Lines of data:
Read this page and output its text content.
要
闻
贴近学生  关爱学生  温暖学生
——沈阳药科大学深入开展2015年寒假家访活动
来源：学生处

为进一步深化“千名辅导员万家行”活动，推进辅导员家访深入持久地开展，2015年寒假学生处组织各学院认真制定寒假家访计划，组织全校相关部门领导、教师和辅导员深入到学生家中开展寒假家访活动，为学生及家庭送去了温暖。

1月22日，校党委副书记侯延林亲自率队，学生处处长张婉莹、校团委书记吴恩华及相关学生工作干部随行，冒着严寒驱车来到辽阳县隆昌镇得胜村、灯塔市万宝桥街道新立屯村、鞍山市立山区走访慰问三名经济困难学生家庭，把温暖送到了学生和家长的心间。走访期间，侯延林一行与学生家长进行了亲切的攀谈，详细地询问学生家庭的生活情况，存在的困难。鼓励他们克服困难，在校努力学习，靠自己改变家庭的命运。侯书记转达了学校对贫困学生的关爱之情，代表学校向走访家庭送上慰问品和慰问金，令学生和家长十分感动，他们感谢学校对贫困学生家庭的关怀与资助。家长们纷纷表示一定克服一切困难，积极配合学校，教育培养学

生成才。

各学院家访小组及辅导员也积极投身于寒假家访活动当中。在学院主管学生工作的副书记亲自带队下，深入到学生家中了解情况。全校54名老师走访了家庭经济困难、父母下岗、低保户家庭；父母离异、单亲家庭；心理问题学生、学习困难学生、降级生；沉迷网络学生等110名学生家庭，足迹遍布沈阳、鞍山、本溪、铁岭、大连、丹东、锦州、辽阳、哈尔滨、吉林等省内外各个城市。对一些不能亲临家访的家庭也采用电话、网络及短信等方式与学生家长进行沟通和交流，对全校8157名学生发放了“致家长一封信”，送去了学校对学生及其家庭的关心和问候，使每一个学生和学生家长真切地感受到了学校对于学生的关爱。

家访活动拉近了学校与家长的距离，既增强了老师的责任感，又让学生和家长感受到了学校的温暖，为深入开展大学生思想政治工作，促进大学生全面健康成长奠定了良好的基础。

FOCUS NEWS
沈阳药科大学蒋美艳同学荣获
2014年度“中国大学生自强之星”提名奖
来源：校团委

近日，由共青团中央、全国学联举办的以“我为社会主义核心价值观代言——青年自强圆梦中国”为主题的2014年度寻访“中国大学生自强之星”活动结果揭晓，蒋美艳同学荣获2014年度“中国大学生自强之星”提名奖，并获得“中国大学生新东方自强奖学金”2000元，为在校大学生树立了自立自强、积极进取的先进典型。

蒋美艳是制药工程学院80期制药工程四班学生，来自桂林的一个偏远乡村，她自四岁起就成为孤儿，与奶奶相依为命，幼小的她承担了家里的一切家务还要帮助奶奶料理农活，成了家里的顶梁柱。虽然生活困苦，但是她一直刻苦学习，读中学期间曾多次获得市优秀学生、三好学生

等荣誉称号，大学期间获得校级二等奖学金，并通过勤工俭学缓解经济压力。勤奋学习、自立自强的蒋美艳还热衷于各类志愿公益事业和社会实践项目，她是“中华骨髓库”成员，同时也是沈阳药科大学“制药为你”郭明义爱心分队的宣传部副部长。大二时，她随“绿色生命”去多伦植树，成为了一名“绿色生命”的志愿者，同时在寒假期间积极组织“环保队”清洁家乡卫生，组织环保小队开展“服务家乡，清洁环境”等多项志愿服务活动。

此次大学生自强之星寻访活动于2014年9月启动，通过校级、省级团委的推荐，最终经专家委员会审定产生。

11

● What the task asks: Exactly reproduce every line found in the records.

● Result for this task:
Read this page and output its text content.
要
闻
贴近学生  关爱学生  温暖学生
——沈阳药科大学深入开展2015年寒假家访活动
来源：学生处

为进一步深化“千名辅导员万家行”活动，推进辅导员家访深入持久地开展，2015年寒假学生处组织各学院认真制定寒假家访计划，组织全校相关部门领导、教师和辅导员深入到学生家中开展寒假家访活动，为学生及家庭送去了温暖。

1月22日，校党委副书记侯延林亲自率队，学生处处长张婉莹、校团委书记吴恩华及相关学生工作干部随行，冒着严寒驱车来到辽阳县隆昌镇得胜村、灯塔市万宝桥街道新立屯村、鞍山市立山区走访慰问三名经济困难学生家庭，把温暖送到了学生和家长的心间。走访期间，侯延林一行与学生家长进行了亲切的攀谈，详细地询问学生家庭的生活情况，存在的困难。鼓励他们克服困难，在校努力学习，靠自己改变家庭的命运。侯书记转达了学校对贫困学生的关爱之情，代表学校向走访家庭送上慰问品和慰问金，令学生和家长十分感动，他们感谢学校对贫困学生家庭的关怀与资助。家长们纷纷表示一定克服一切困难，积极配合学校，教育培养学

生成才。

各学院家访小组及辅导员也积极投身于寒假家访活动当中。在学院主管学生工作的副书记亲自带队下，深入到学生家中了解情况。全校54名老师走访了家庭经济困难、父母下岗、低保户家庭；父母离异、单亲家庭；心理问题学生、学习困难学生、降级生；沉迷网络学生等110名学生家庭，足迹遍布沈阳、鞍山、本溪、铁岭、大连、丹东、锦州、辽阳、哈尔滨、吉林等省内外各个城市。对一些不能亲临家访的家庭也采用电话、网络及短信等方式与学生家长进行沟通和交流，对全校8157名学生发放了“致家长一封信”，送去了学校对学生及其家庭的关心和问候，使每一个学生和学生家长真切地感受到了学校对于学生的关爱。

家访活动拉近了学校与家长的距离，既增强了老师的责任感，又让学生和家长感受到了学校的温暖，为深入开展大学生思想政治工作，促进大学生全面健康成长奠定了良好的基础。

FOCUS NEWS
沈阳药科大学蒋美艳同学荣获
2014年度“中国大学生自强之星”提名奖
来源：校团委

近日，由共青团中央、全国学联举办的以“我为社会主义核心价值观代言——青年自强圆梦中国”为主题的2014年度寻访“中国大学生自强之星”活动结果揭晓，蒋美艳同学荣获2014年度“中国大学生自强之星”提名奖，并获得“中国大学生新东方自强奖学金”2000元，为在校大学生树立了自立自强、积极进取的先进典型。

蒋美艳是制药工程学院80期制药工程四班学生，来自桂林的一个偏远乡村，她自四岁起就成为孤儿，与奶奶相依为命，幼小的她承担了家里的一切家务还要帮助奶奶料理农活，成了家里的顶梁柱。虽然生活困苦，但是她一直刻苦学习，读中学期间曾多次获得市优秀学生、三好学生

等荣誉称号，大学期间获得校级二等奖学金，并通过勤工俭学缓解经济压力。勤奋学习、自立自强的蒋美艳还热衷于各类志愿公益事业和社会实践项目，她是“中华骨髓库”成员，同时也是沈阳药科大学“制药为你”郭明义爱心分队的宣传部副部长。大二时，她随“绿色生命”去多伦植树，成为了一名“绿色生命”的志愿者，同时在寒假期间积极组织“环保队”清洁家乡卫生，组织环保小队开展“服务家乡，清洁环境”等多项志愿服务活动。

此次大学生自强之星寻访活动于2014年9月启动，通过校级、省级团委的推荐，最终经专家委员会审定产生。

11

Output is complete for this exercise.